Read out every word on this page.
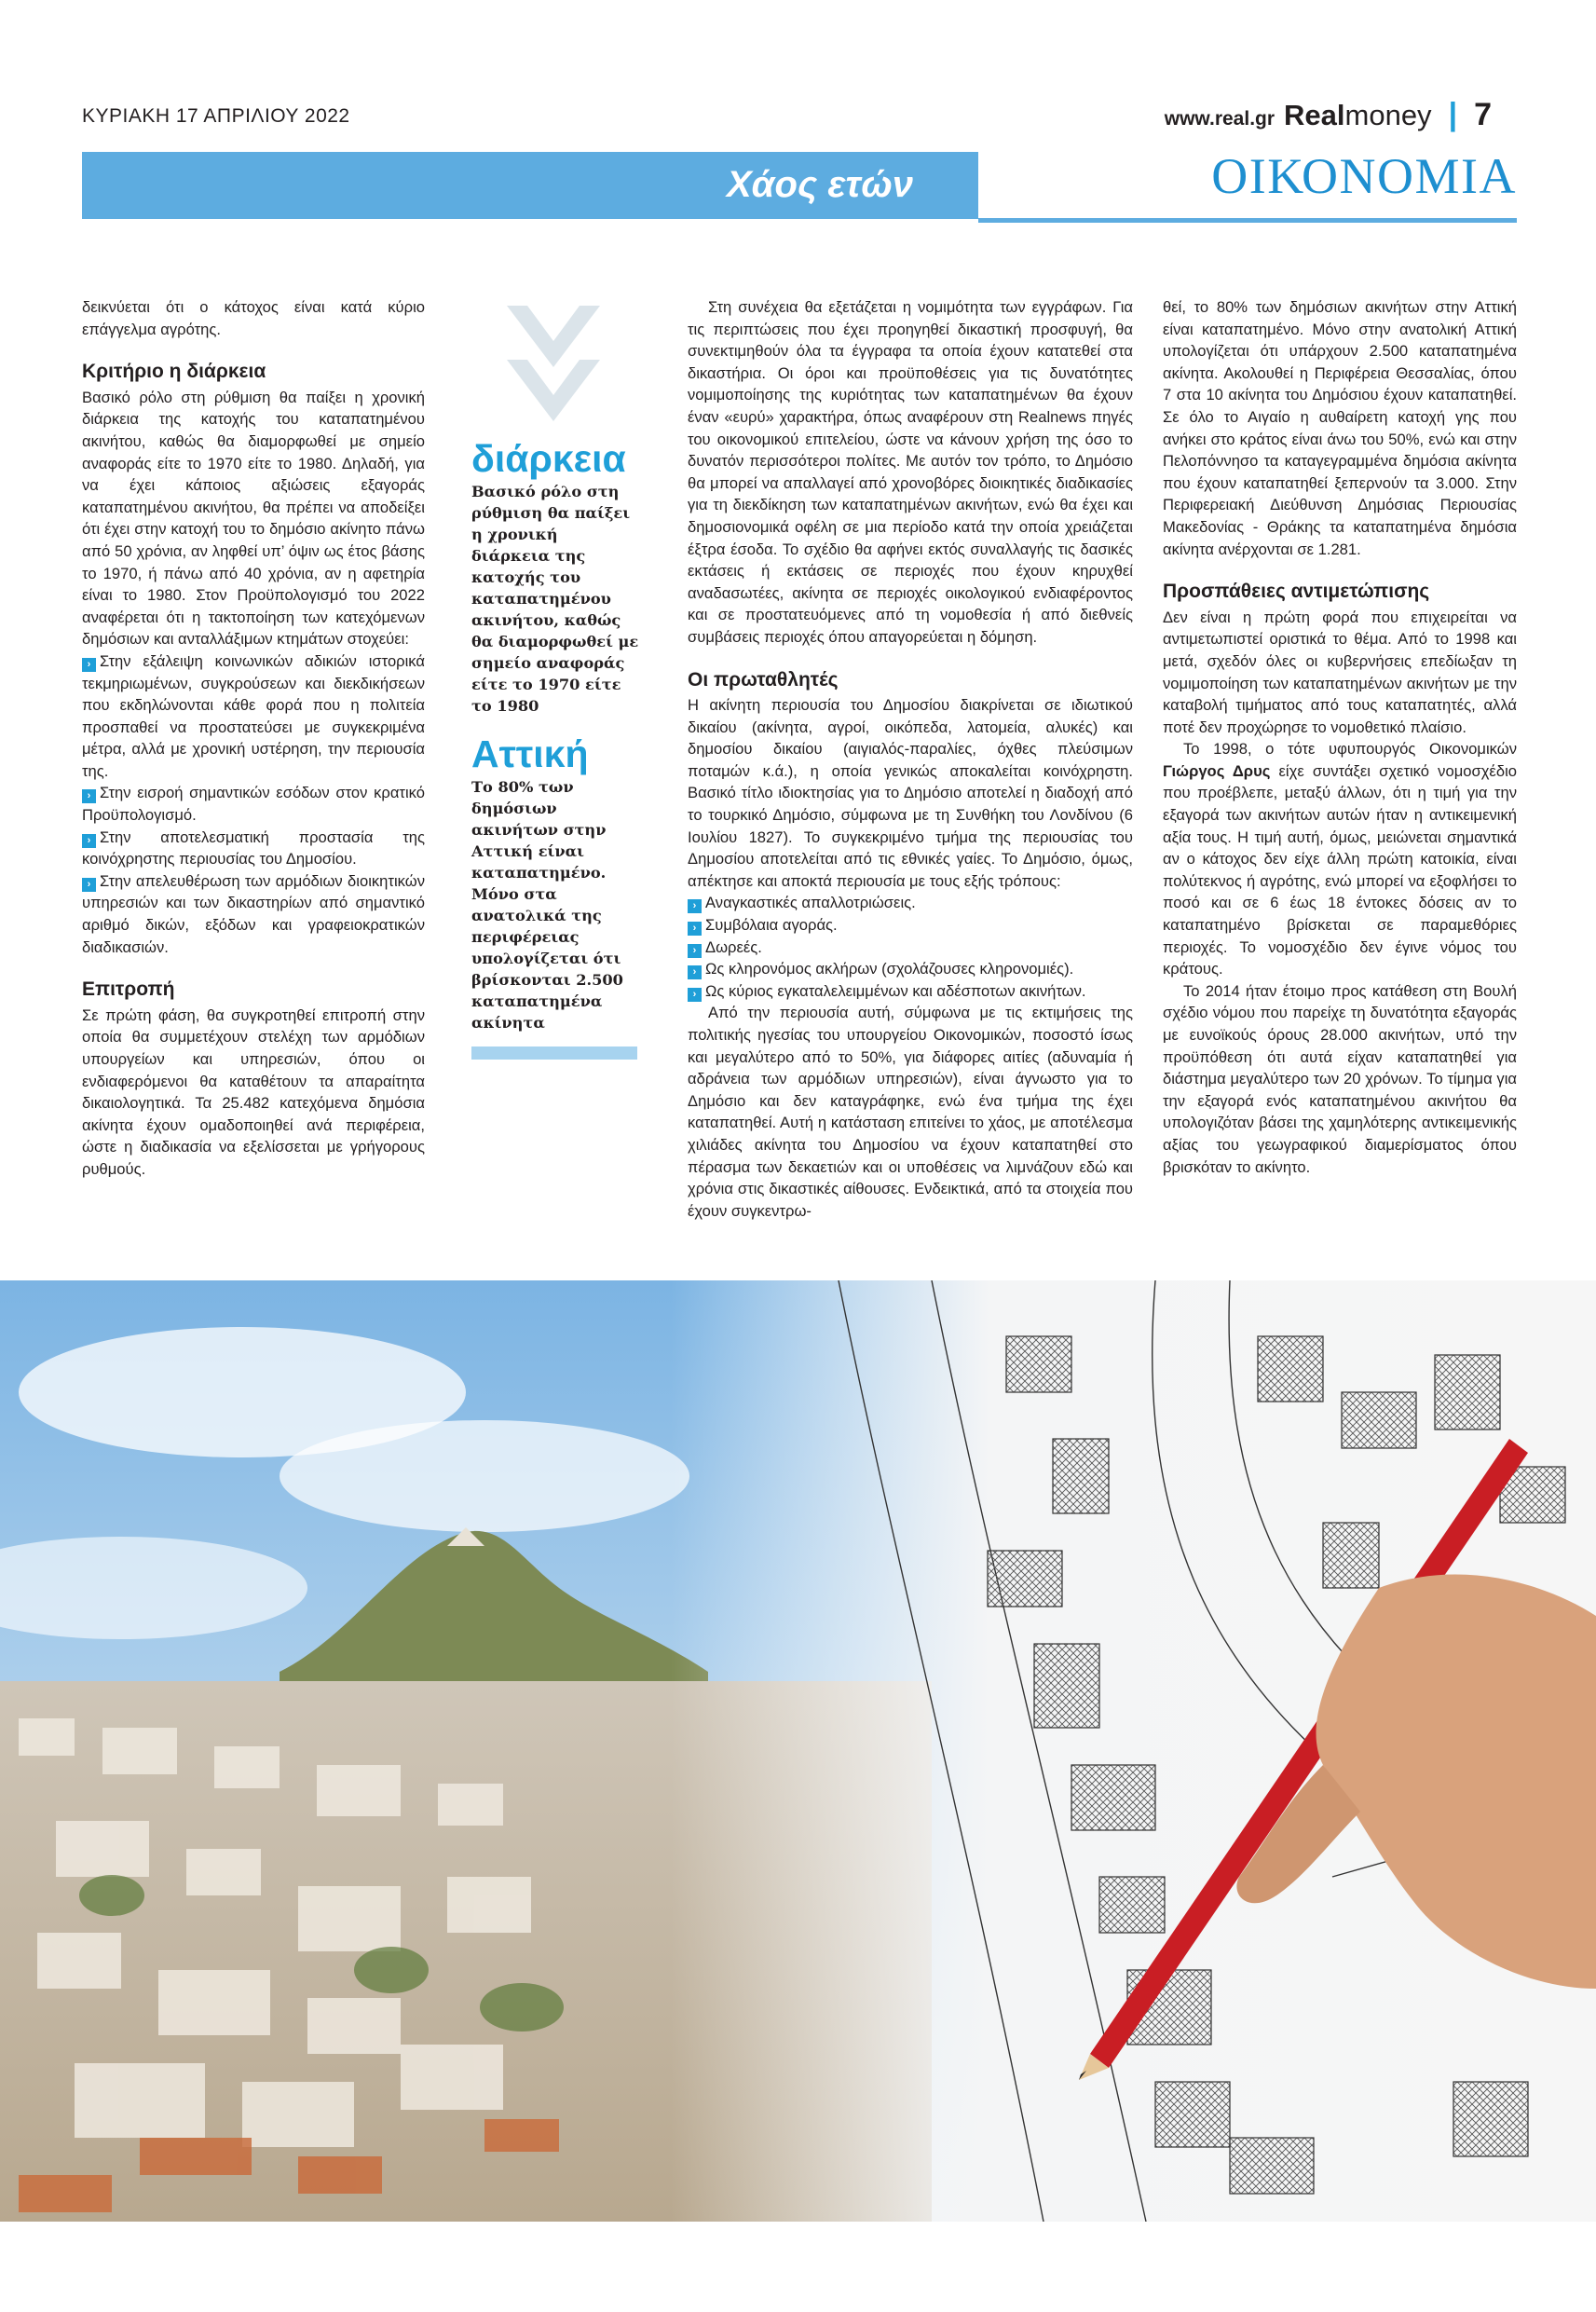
ΚΥΡΙΑΚΗ 17 ΑΠΡΙΛΙΟΥ 2022	www.real.gr Real money | 7
Χάος ετών	ΟΙΚΟΝΟΜΙΑ

δεικνύεται ότι ο κάτοχος είναι κατά κύριο επάγγελμα αγρότης.

Κριτήριο η διάρκεια

Βασικό ρόλο στη ρύθμιση θα παίξει η χρονική διάρκεια της κατοχής του καταπατημένου ακινήτου, καθώς θα διαμορφωθεί με σημείο αναφοράς είτε το 1970 είτε το 1980. Δηλαδή, για να έχει κάποιος αξιώσεις εξαγοράς καταπατημένου ακινήτου, θα πρέπει να αποδείξει ότι έχει στην κατοχή του το δημόσιο ακίνητο πάνω από 50 χρόνια, αν ληφθεί υπ’ όψιν ως έτος βάσης το 1970, ή πάνω από 40 χρόνια, αν η αφετηρία είναι το 1980. Στον Προϋπολογισμό του 2022 αναφέρεται ότι η τακτοποίηση των κατεχόμενων δημόσιων και ανταλλάξιμων κτημάτων στοχεύει:

› Στην εξάλειψη κοινωνικών αδικιών ιστορικά τεκμηριωμένων, συγκρούσεων και διεκδικήσεων που εκδηλώνονται κάθε φορά που η πολιτεία προσπαθεί να προστατεύσει με συγκεκριμένα μέτρα, αλλά με χρονική υστέρηση, την περιουσία της.

› Στην εισροή σημαντικών εσόδων στον κρατικό Προϋπολογισμό.

› Στην αποτελεσματική προστασία της κοινόχρηστης περιουσίας του Δημοσίου.

› Στην απελευθέρωση των αρμόδιων διοικητικών υπηρεσιών και των δικαστηρίων από σημαντικό αριθμό δικών, εξόδων και γραφειοκρατικών διαδικασιών.

Επιτροπή

Σε πρώτη φάση, θα συγκροτηθεί επιτροπή στην οποία θα συμμετέχουν στελέχη των αρμόδιων υπουργείων και υπηρεσιών, όπου οι ενδιαφερόμενοι θα καταθέτουν τα απαραίτητα δικαιολογητικά. Τα 25.482 κατεχόμενα δημόσια ακίνητα έχουν ομαδοποιηθεί ανά περιφέρεια, ώστε η διαδικασία να εξελίσσεται με γρήγορους ρυθμούς.

διάρκεια

Βασικό ρόλο στη ρύθμιση θα παίξει η χρονική διάρκεια της κατοχής του καταπατημένου ακινήτου, καθώς θα διαμορφωθεί με σημείο αναφοράς είτε το 1970 είτε το 1980

Αττική

Το 80% των δημόσιων ακινήτων στην Αττική είναι καταπατημένο. Μόνο στα ανατολικά της περιφέρειας υπολογίζεται ότι βρίσκονται 2.500 καταπατημένα ακίνητα

Στη συνέχεια θα εξετάζεται η νομιμότητα των εγγράφων. Για τις περιπτώσεις που έχει προηγηθεί δικαστική προσφυγή, θα συνεκτιμηθούν όλα τα έγγραφα τα οποία έχουν κατατεθεί στα δικαστήρια. Οι όροι και προϋποθέσεις για τις δυνατότητες νομιμοποίησης της κυριότητας των καταπατημένων θα έχουν έναν «ευρύ» χαρακτήρα, όπως αναφέρουν στη Realnews πηγές του οικονομικού επιτελείου, ώστε να κάνουν χρήση της όσο το δυνατόν περισσότεροι πολίτες. Με αυτόν τον τρόπο, το Δημόσιο θα μπορεί να απαλλαγεί από χρονοβόρες διοικητικές διαδικασίες για τη διεκδίκηση των καταπατημένων ακινήτων, ενώ θα έχει και δημοσιονομικά οφέλη σε μια περίοδο κατά την οποία χρειάζεται έξτρα έσοδα. Το σχέδιο θα αφήνει εκτός συναλλαγής τις δασικές εκτάσεις ή εκτάσεις σε περιοχές που έχουν κηρυχθεί αναδασωτέες, ακίνητα σε περιοχές οικολογικού ενδιαφέροντος και σε προστατευόμενες από τη νομοθεσία ή από διεθνείς συμβάσεις περιοχές όπου απαγορεύεται η δόμηση.

Οι πρωταθλητές

Η ακίνητη περιουσία του Δημοσίου διακρίνεται σε ιδιωτικού δικαίου (ακίνητα, αγροί, οικόπεδα, λατομεία, αλυκές) και δημοσίου δικαίου (αιγιαλός-παραλίες, όχθες πλεύσιμων ποταμών κ.ά.), η οποία γενικώς αποκαλείται κοινόχρηστη. Βασικό τίτλο ιδιοκτησίας για το Δημόσιο αποτελεί η διαδοχή από το τουρκικό Δημόσιο, σύμφωνα με τη Συνθήκη του Λονδίνου (6 Ιουλίου 1827). Το συγκεκριμένο τμήμα της περιουσίας του Δημοσίου αποτελείται από τις εθνικές γαίες. Το Δημόσιο, όμως, απέκτησε και αποκτά περιουσία με τους εξής τρόπους:

› Αναγκαστικές απαλλοτριώσεις.

› Συμβόλαια αγοράς.

› Δωρεές.

› Ως κληρονόμος ακλήρων (σχολάζουσες κληρονομιές).

› Ως κύριος εγκαταλελειμμένων και αδέσποτων ακινήτων.

Από την περιουσία αυτή, σύμφωνα με τις εκτιμήσεις της πολιτικής ηγεσίας του υπουργείου Οικονομικών, ποσοστό ίσως και μεγαλύτερο από το 50%, για διάφορες αιτίες (αδυναμία ή αδράνεια των αρμόδιων υπηρεσιών), είναι άγνωστο για το Δημόσιο και δεν καταγράφηκε, ενώ ένα τμήμα της έχει καταπατηθεί. Αυτή η κατάσταση επιτείνει το χάος, με αποτέλεσμα χιλιάδες ακίνητα του Δημοσίου να έχουν καταπατηθεί στο πέρασμα των δεκαετιών και οι υποθέσεις να λιμνάζουν εδώ και χρόνια στις δικαστικές αίθουσες. Ενδεικτικά, από τα στοιχεία που έχουν συγκεντρω-

θεί, το 80% των δημόσιων ακινήτων στην Αττική είναι καταπατημένο. Μόνο στην ανατολική Αττική υπολογίζεται ότι υπάρχουν 2.500 καταπατημένα ακίνητα. Ακολουθεί η Περιφέρεια Θεσσαλίας, όπου 7 στα 10 ακίνητα του Δημόσιου έχουν καταπατηθεί. Σε όλο το Αιγαίο η αυθαίρετη κατοχή γης που ανήκει στο κράτος είναι άνω του 50%, ενώ και στην Πελοπόννησο τα καταγεγραμμένα δημόσια ακίνητα που έχουν καταπατηθεί ξεπερνούν τα 3.000. Στην Περιφερειακή Διεύθυνση Δημόσιας Περιουσίας Μακεδονίας - Θράκης τα καταπατημένα δημόσια ακίνητα ανέρχονται σε 1.281.

Προσπάθειες αντιμετώπισης

Δεν είναι η πρώτη φορά που επιχειρείται να αντιμετωπιστεί οριστικά το θέμα. Από το 1998 και μετά, σχεδόν όλες οι κυβερνήσεις επεδίωξαν τη νομιμοποίηση των καταπατημένων ακινήτων με την καταβολή τιμήματος από τους καταπατητές, αλλά ποτέ δεν προχώρησε το νομοθετικό πλαίσιο.

Το 1998, ο τότε υφυπουργός Οικονομικών Γιώργος Δρυς είχε συντάξει σχετικό νομοσχέδιο που προέβλεπε, μεταξύ άλλων, ότι η τιμή για την εξαγορά των ακινήτων αυτών ήταν η αντικειμενική αξία τους. Η τιμή αυτή, όμως, μειώνεται σημαντικά αν ο κάτοχος δεν είχε άλλη πρώτη κατοικία, είναι πολύτεκνος ή αγρότης, ενώ μπορεί να εξοφλήσει το ποσό και σε 6 έως 18 έντοκες δόσεις αν το καταπατημένο βρίσκεται σε παραμεθόριες περιοχές. Το νομοσχέδιο δεν έγινε νόμος του κράτους.

Το 2014 ήταν έτοιμο προς κατάθεση στη Βουλή σχέδιο νόμου που παρείχε τη δυνατότητα εξαγοράς με ευνοϊκούς όρους 28.000 ακινήτων, υπό την προϋπόθεση ότι αυτά είχαν καταπατηθεί για διάστημα μεγαλύτερο των 20 χρόνων. Το τίμημα για την εξαγορά ενός καταπατημένου ακινήτου θα υπολογιζόταν βάσει της χαμηλότερης αντικειμενικής αξίας του γεωγραφικού διαμερίσματος όπου βρισκόταν το ακίνητο.
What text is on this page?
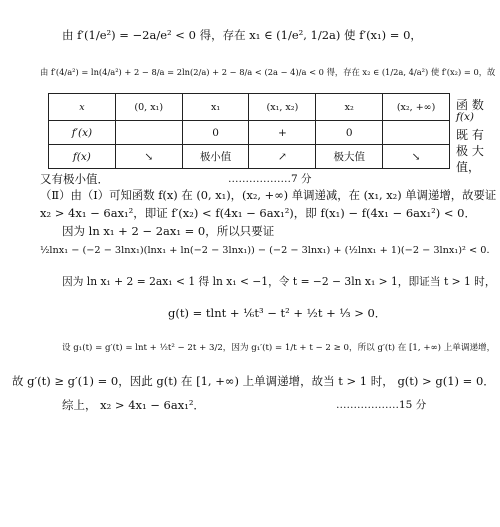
由 f′(1/e²) = −2a/e² < 0 得，存在 x₁ ∈ (1/e², 1/2a) 使 f′(x₁) = 0，
由 f′(4/a²) = ln(4/a²) + 2 − 8/a = 2ln(2/a) + 2 − 8/a < (2a − 4)/a < 0 得，存在 x₂ ∈ (1/2a, 4/a²) 使 f′(x₂) = 0，故
x	(0, x₁)	x₁	(x₁, x₂)	x₂	(x₂, +∞)
f′(x)		0	+	0	
f(x)	↘	极小值	↗	极大值	↘
函 数
f(x)
既 有
极 大
值，
又有极小值．	………………7 分
（Ⅱ）由（Ⅰ）可知函数 f(x) 在 (0, x₁)，(x₂, +∞) 单调递减，在 (x₁, x₂) 单调递增，故要证
x₂ > 4x₁ − 6ax₁²，即证 f′(x₂) < f(4x₁ − 6ax₁²)，即 f(x₁) − f(4x₁ − 6ax₁²) < 0．
因为 ln x₁ + 2 − 2ax₁ = 0，所以只要证
½lnx₁ − (−2 − 3lnx₁)(lnx₁ + ln(−2 − 3lnx₁)) − (−2 − 3lnx₁) + (½lnx₁ + 1)(−2 − 3lnx₁)² < 0．
因为 ln x₁ + 2 = 2ax₁ < 1 得 ln x₁ < −1，令 t = −2 − 3ln x₁ > 1，即证当 t > 1 时，
g(t) = tlnt + ⅙t³ − t² + ½t + ⅓ > 0．
设 g₁(t) = g′(t) = lnt + ½t² − 2t + 3/2，因为 g₁′(t) = 1/t + t − 2 ≥ 0，所以 g′(t) 在 [1, +∞) 上单调递增，
故 g′(t) ≥ g′(1) = 0，因此 g(t) 在 [1, +∞) 上单调递增，故当 t > 1 时， g(t) > g(1) = 0．
综上， x₂ > 4x₁ − 6ax₁²．	………………15 分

##############################

For the entries shown above, give the number of lines that include the word "page", without any other text.

2